(What the task requires) Where a line contains the word "this", copy that line.

::: Exercise inputs

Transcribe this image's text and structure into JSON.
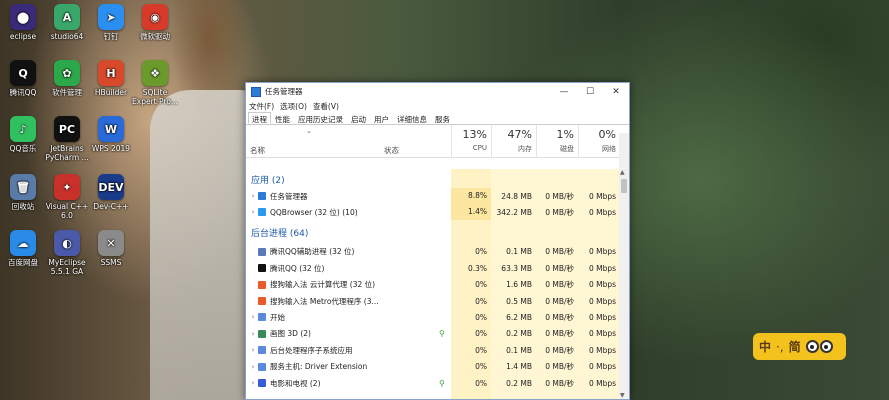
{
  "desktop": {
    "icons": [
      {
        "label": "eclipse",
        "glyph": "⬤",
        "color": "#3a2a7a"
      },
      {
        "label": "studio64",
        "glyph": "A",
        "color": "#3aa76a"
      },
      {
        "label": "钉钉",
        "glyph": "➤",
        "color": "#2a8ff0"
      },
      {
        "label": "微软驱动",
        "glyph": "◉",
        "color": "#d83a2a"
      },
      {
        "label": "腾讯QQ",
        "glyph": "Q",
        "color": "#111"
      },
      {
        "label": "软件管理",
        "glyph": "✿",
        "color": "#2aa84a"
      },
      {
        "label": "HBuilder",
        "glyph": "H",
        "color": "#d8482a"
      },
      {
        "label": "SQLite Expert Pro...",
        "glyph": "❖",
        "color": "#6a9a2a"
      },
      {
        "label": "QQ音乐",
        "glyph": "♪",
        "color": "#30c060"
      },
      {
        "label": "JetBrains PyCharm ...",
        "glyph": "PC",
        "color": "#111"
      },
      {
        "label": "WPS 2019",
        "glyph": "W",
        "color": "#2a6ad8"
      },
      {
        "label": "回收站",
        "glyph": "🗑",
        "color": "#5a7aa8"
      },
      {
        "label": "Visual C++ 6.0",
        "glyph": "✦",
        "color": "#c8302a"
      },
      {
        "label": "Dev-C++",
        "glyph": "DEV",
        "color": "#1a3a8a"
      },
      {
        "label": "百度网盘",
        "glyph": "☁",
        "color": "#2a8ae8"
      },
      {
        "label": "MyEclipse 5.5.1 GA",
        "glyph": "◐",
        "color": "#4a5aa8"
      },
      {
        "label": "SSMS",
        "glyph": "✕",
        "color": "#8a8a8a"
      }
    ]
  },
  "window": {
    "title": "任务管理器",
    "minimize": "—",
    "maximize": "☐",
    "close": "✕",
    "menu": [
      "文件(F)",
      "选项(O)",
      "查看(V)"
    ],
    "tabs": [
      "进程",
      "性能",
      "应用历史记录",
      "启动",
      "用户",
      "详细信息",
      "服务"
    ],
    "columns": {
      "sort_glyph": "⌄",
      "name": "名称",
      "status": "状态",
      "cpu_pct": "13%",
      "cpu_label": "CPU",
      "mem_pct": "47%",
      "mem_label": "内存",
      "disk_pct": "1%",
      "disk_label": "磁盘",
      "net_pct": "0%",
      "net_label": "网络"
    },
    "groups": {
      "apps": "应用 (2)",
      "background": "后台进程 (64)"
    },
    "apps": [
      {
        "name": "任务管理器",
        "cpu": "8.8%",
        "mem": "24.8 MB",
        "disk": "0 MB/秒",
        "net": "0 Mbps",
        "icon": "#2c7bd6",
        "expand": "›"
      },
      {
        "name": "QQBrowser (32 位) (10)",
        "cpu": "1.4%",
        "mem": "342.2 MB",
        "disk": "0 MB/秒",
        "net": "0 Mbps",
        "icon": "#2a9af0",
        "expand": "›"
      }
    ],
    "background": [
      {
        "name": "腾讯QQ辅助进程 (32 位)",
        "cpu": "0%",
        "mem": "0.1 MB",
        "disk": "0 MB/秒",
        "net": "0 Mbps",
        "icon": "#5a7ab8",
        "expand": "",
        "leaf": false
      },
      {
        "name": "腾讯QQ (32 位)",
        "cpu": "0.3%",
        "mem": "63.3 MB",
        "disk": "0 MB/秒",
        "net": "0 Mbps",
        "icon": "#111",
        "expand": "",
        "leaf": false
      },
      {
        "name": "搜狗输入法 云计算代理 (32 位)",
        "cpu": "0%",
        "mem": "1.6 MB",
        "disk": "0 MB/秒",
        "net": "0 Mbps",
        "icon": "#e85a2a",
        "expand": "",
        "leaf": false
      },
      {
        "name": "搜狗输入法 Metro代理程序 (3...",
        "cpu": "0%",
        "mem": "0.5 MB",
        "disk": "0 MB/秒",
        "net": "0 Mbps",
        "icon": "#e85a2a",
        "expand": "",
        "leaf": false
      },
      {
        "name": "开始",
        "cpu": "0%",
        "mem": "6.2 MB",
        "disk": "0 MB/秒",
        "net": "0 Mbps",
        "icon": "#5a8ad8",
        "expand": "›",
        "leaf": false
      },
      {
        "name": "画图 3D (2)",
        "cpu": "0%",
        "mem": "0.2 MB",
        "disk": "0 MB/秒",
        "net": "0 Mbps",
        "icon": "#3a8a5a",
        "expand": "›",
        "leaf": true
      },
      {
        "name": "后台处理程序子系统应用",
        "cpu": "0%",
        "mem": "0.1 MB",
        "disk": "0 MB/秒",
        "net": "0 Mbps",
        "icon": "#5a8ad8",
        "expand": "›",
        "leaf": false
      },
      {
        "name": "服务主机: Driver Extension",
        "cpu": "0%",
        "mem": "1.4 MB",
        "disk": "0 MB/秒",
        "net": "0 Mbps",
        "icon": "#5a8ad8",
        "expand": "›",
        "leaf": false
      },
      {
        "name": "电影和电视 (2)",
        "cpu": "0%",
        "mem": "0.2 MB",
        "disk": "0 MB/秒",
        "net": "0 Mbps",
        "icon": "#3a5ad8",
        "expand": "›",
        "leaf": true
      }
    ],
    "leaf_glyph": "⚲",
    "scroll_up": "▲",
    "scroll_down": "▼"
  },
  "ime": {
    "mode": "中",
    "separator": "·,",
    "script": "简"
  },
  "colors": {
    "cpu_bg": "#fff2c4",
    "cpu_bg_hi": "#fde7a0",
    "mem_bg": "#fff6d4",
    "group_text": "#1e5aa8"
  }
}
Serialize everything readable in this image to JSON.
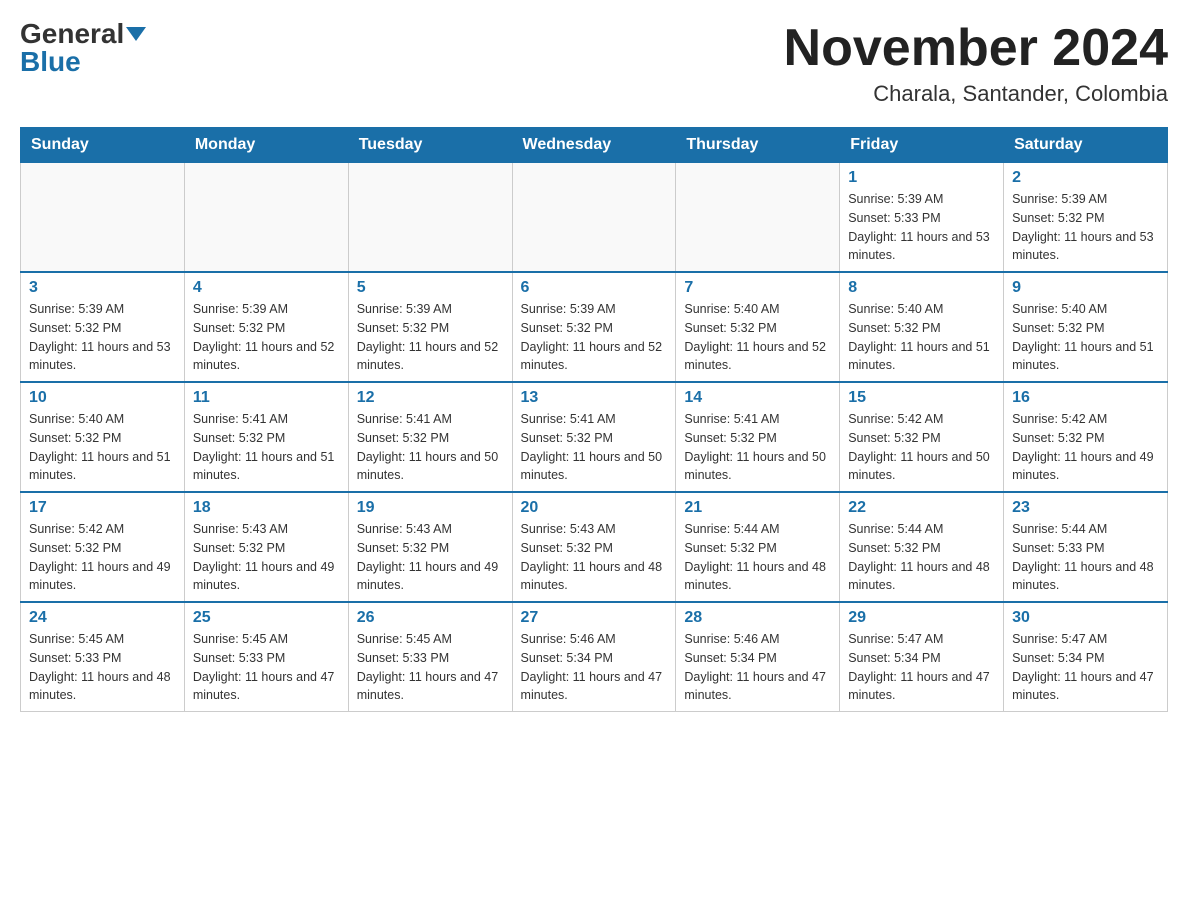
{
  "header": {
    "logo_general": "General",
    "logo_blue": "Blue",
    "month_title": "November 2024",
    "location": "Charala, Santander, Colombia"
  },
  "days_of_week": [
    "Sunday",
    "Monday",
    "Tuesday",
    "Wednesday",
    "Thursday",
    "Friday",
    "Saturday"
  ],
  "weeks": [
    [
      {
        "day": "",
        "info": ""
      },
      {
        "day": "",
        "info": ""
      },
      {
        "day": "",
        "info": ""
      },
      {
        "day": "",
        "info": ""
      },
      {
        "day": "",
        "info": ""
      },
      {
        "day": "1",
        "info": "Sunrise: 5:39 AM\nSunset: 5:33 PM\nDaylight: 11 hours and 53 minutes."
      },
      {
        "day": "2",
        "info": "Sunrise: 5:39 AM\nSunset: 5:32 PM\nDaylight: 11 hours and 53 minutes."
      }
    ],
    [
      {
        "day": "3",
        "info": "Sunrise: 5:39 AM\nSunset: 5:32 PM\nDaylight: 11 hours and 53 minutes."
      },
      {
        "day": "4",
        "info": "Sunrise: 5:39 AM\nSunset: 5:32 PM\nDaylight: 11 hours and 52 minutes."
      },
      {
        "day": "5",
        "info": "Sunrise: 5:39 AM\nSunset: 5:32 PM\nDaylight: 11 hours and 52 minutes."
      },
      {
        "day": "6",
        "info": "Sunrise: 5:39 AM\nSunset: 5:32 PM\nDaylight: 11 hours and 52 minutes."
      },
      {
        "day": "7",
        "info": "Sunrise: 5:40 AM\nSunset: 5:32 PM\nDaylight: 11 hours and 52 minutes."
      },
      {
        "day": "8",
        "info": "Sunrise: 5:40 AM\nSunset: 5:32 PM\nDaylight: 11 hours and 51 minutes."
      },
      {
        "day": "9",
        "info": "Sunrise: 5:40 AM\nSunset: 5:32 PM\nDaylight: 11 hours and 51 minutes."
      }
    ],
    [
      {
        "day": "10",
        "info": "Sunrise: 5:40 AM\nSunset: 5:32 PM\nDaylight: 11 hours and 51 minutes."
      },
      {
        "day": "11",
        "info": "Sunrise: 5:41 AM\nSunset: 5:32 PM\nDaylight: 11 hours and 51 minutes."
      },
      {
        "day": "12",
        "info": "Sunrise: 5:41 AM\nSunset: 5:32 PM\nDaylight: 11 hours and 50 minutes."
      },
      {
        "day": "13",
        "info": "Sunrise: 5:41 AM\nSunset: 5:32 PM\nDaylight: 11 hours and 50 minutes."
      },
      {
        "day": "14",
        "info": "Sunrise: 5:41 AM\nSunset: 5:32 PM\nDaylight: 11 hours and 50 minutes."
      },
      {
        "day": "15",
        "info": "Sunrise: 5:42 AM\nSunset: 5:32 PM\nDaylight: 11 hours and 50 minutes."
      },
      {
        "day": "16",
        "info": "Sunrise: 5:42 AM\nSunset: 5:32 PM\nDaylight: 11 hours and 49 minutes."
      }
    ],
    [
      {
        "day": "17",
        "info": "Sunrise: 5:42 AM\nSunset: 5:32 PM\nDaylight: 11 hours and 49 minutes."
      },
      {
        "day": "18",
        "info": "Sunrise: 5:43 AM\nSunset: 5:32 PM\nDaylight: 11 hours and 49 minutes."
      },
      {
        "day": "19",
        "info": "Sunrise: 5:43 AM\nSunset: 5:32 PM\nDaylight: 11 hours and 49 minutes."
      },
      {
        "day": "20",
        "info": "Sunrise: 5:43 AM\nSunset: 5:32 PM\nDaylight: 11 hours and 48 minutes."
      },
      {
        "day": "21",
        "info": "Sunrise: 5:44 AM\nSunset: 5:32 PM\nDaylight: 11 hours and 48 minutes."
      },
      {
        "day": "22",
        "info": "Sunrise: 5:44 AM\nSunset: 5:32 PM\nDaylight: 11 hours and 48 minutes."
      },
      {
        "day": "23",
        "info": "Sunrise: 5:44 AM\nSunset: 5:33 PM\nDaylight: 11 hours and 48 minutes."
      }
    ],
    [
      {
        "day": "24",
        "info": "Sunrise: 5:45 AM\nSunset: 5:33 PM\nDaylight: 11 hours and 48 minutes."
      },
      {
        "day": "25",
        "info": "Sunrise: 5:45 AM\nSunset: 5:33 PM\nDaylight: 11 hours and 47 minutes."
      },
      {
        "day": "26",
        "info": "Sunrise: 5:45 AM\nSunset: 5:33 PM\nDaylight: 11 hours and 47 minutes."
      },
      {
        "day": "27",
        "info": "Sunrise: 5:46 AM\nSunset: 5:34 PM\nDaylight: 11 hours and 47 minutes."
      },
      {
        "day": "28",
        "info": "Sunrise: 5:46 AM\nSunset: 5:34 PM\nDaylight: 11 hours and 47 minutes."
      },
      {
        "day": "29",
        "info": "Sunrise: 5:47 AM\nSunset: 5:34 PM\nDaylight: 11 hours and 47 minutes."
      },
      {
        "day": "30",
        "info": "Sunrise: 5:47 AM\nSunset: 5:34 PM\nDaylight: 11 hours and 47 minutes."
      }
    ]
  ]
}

::::::

(Exercise result)
Transcribe this image's text and structure into JSON.
Serialize everything readable in this image to JSON.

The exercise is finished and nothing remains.